Reproduce the listing below word for word, starting at its first line and ending at the line that contains "- standard-toolbar: ←", with both of those lines included.

--- Information supplied ---
════

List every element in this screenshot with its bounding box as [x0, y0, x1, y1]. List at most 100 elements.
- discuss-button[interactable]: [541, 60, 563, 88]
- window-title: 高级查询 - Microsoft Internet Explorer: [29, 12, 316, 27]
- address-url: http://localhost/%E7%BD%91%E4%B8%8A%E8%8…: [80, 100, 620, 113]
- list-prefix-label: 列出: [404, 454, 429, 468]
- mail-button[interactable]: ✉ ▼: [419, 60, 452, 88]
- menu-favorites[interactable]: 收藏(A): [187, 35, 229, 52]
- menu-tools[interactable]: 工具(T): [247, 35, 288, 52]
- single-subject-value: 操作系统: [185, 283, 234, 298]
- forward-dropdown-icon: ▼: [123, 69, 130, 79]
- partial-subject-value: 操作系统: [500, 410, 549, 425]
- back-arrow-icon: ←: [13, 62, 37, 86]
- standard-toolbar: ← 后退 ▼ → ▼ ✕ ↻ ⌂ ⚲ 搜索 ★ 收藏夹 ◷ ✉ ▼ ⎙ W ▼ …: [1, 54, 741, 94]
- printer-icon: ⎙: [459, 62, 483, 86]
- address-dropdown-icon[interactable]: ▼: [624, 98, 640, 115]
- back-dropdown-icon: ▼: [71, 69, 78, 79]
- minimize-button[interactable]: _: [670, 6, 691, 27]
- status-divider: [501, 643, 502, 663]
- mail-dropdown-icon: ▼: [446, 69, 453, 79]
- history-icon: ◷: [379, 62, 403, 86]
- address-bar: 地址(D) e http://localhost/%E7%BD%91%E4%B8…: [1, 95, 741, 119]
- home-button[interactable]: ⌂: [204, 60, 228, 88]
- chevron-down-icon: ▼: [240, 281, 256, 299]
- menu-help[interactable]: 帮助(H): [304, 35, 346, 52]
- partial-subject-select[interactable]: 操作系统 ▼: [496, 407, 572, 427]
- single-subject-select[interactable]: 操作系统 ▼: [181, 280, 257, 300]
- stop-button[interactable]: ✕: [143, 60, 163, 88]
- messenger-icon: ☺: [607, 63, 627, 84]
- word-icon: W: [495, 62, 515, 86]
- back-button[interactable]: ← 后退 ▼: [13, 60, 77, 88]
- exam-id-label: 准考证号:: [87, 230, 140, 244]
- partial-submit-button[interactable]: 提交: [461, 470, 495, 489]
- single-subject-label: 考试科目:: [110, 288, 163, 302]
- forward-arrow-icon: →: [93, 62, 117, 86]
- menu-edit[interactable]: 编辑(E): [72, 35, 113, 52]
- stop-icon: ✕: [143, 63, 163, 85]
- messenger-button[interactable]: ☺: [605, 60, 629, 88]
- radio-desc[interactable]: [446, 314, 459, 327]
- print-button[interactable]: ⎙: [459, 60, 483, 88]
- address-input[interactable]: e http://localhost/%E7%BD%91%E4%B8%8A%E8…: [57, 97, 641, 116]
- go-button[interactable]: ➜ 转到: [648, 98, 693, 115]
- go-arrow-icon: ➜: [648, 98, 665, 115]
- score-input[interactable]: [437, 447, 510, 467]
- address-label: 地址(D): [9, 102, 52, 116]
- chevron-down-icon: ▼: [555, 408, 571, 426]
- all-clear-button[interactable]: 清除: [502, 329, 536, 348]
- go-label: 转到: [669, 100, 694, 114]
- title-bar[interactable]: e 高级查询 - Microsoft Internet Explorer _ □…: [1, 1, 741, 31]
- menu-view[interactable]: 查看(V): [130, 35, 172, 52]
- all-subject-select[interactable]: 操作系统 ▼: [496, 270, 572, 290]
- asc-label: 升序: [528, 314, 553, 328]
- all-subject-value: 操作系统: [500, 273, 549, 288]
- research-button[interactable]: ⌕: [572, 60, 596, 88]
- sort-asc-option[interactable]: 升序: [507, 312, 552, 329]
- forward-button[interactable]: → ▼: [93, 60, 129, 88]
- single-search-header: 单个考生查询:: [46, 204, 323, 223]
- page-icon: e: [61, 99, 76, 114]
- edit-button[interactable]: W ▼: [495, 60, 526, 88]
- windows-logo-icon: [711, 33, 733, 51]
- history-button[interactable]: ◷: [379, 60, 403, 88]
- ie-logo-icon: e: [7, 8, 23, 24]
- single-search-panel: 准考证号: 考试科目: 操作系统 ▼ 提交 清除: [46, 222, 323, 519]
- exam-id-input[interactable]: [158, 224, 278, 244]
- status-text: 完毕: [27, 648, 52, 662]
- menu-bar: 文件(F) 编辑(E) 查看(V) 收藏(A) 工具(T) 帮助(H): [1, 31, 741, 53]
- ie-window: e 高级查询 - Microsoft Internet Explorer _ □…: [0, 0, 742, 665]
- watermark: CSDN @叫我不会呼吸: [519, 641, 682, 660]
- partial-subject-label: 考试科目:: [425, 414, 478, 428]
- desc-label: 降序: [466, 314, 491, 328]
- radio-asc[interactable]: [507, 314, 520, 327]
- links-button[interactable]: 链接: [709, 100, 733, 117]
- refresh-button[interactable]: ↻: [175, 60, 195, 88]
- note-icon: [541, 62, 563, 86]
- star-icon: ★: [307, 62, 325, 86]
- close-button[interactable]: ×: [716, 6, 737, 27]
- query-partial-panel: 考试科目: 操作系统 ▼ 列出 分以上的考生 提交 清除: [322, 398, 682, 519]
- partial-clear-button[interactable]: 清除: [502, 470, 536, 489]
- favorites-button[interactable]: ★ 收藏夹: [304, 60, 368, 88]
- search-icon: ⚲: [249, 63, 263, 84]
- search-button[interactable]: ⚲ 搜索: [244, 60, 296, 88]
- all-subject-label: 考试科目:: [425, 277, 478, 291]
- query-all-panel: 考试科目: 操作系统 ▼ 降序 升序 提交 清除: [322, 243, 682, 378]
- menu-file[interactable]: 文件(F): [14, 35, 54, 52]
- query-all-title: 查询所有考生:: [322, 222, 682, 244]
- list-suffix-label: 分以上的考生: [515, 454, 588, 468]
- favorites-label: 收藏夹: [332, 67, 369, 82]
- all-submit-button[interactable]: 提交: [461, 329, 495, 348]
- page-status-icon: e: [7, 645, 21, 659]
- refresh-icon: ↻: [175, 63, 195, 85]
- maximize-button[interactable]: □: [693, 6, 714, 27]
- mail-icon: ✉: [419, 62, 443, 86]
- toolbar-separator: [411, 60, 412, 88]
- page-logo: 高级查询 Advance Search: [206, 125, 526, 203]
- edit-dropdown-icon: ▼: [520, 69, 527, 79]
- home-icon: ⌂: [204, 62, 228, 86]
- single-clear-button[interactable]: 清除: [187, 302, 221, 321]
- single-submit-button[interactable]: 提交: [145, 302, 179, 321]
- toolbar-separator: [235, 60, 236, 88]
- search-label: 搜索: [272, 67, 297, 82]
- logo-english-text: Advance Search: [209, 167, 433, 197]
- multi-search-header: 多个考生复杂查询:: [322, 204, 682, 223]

════

--- Reply ---
List every element in this screenshot with its bounding box as [x0, y0, x1, y1]. List at most 100 elements.
- discuss-button[interactable]: [541, 60, 563, 88]
- window-title: 高级查询 - Microsoft Internet Explorer: [29, 12, 316, 27]
- address-url: http://localhost/%E7%BD%91%E4%B8%8A%E8%8…: [80, 100, 620, 113]
- list-prefix-label: 列出: [404, 454, 429, 468]
- mail-button[interactable]: ✉ ▼: [419, 60, 452, 88]
- menu-favorites[interactable]: 收藏(A): [187, 35, 229, 52]
- menu-tools[interactable]: 工具(T): [247, 35, 288, 52]
- single-subject-value: 操作系统: [185, 283, 234, 298]
- forward-dropdown-icon: ▼: [123, 69, 130, 79]
- partial-subject-value: 操作系统: [500, 410, 549, 425]
- back-arrow-icon: ←: [13, 62, 37, 86]
- standard-toolbar: ← 后退 ▼ → ▼ ✕ ↻ ⌂ ⚲ 搜索 ★ 收藏夹 ◷ ✉ ▼ ⎙ W ▼ …: [1, 54, 741, 94]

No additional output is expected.